■ Task brief: Will you give the material below again, every line exactly as it is?

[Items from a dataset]
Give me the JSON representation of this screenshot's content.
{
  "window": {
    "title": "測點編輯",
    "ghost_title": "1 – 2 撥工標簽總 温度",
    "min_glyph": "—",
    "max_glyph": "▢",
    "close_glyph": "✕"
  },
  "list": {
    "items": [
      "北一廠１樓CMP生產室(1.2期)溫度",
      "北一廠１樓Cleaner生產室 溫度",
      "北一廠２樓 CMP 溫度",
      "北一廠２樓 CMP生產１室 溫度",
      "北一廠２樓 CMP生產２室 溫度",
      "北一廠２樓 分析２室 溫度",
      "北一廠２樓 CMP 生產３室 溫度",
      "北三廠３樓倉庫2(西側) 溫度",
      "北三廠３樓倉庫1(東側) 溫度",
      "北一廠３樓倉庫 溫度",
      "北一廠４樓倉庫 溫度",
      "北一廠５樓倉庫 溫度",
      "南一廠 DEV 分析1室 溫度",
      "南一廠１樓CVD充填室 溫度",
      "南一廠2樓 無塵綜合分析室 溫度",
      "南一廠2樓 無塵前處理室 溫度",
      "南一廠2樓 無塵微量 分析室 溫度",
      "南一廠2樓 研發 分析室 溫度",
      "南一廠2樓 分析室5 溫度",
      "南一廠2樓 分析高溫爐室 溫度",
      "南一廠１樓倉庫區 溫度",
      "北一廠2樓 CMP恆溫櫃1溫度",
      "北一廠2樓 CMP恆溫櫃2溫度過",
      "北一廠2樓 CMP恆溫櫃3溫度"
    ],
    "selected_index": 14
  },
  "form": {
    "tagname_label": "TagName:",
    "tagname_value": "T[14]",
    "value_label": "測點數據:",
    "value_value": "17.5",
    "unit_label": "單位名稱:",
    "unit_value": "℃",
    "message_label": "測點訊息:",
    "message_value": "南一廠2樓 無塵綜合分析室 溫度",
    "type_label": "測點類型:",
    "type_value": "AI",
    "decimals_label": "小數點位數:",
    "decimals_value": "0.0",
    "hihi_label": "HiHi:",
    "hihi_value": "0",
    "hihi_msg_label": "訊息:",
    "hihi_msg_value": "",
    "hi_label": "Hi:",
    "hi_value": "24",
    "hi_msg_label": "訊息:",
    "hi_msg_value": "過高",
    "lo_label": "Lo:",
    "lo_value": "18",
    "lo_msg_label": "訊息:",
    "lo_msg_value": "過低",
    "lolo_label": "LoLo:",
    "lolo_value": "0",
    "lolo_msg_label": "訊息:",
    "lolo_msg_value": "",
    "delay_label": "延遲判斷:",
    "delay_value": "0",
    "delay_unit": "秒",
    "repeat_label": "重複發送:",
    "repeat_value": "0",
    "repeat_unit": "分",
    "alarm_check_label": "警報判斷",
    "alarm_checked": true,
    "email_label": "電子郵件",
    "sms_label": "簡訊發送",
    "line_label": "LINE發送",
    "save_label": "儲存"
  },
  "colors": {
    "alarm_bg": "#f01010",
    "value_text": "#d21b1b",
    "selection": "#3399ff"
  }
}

■ Task result:
Give me the JSON representation of this screenshot's content.
{
  "window": {
    "title": "測點編輯",
    "ghost_title": "1 – 2 撥工標簽總 温度",
    "min_glyph": "—",
    "max_glyph": "▢",
    "close_glyph": "✕"
  },
  "list": {
    "items": [
      "北一廠１樓CMP生產室(1.2期)溫度",
      "北一廠１樓Cleaner生產室 溫度",
      "北一廠２樓 CMP 溫度",
      "北一廠２樓 CMP生產１室 溫度",
      "北一廠２樓 CMP生產２室 溫度",
      "北一廠２樓 分析２室 溫度",
      "北一廠２樓 CMP 生產３室 溫度",
      "北三廠３樓倉庫2(西側) 溫度",
      "北三廠３樓倉庫1(東側) 溫度",
      "北一廠３樓倉庫 溫度",
      "北一廠４樓倉庫 溫度",
      "北一廠５樓倉庫 溫度",
      "南一廠 DEV 分析1室 溫度",
      "南一廠１樓CVD充填室 溫度",
      "南一廠2樓 無塵綜合分析室 溫度",
      "南一廠2樓 無塵前處理室 溫度",
      "南一廠2樓 無塵微量 分析室 溫度",
      "南一廠2樓 研發 分析室 溫度",
      "南一廠2樓 分析室5 溫度",
      "南一廠2樓 分析高溫爐室 溫度",
      "南一廠１樓倉庫區 溫度",
      "北一廠2樓 CMP恆溫櫃1溫度",
      "北一廠2樓 CMP恆溫櫃2溫度過",
      "北一廠2樓 CMP恆溫櫃3溫度"
    ],
    "selected_index": 14
  },
  "form": {
    "tagname_label": "TagName:",
    "tagname_value": "T[14]",
    "value_label": "測點數據:",
    "value_value": "17.5",
    "unit_label": "單位名稱:",
    "unit_value": "℃",
    "message_label": "測點訊息:",
    "message_value": "南一廠2樓 無塵綜合分析室 溫度",
    "type_label": "測點類型:",
    "type_value": "AI",
    "decimals_label": "小數點位數:",
    "decimals_value": "0.0",
    "hihi_label": "HiHi:",
    "hihi_value": "0",
    "hihi_msg_label": "訊息:",
    "hihi_msg_value": "",
    "hi_label": "Hi:",
    "hi_value": "24",
    "hi_msg_label": "訊息:",
    "hi_msg_value": "過高",
    "lo_label": "Lo:",
    "lo_value": "18",
    "lo_msg_label": "訊息:",
    "lo_msg_value": "過低",
    "lolo_label": "LoLo:",
    "lolo_value": "0",
    "lolo_msg_label": "訊息:",
    "lolo_msg_value": "",
    "delay_label": "延遲判斷:",
    "delay_value": "0",
    "delay_unit": "秒",
    "repeat_label": "重複發送:",
    "repeat_value": "0",
    "repeat_unit": "分",
    "alarm_check_label": "警報判斷",
    "alarm_checked": true,
    "email_label": "電子郵件",
    "sms_label": "簡訊發送",
    "line_label": "LINE發送",
    "save_label": "儲存"
  },
  "colors": {
    "alarm_bg": "#f01010",
    "value_text": "#d21b1b",
    "selection": "#3399ff"
  }
}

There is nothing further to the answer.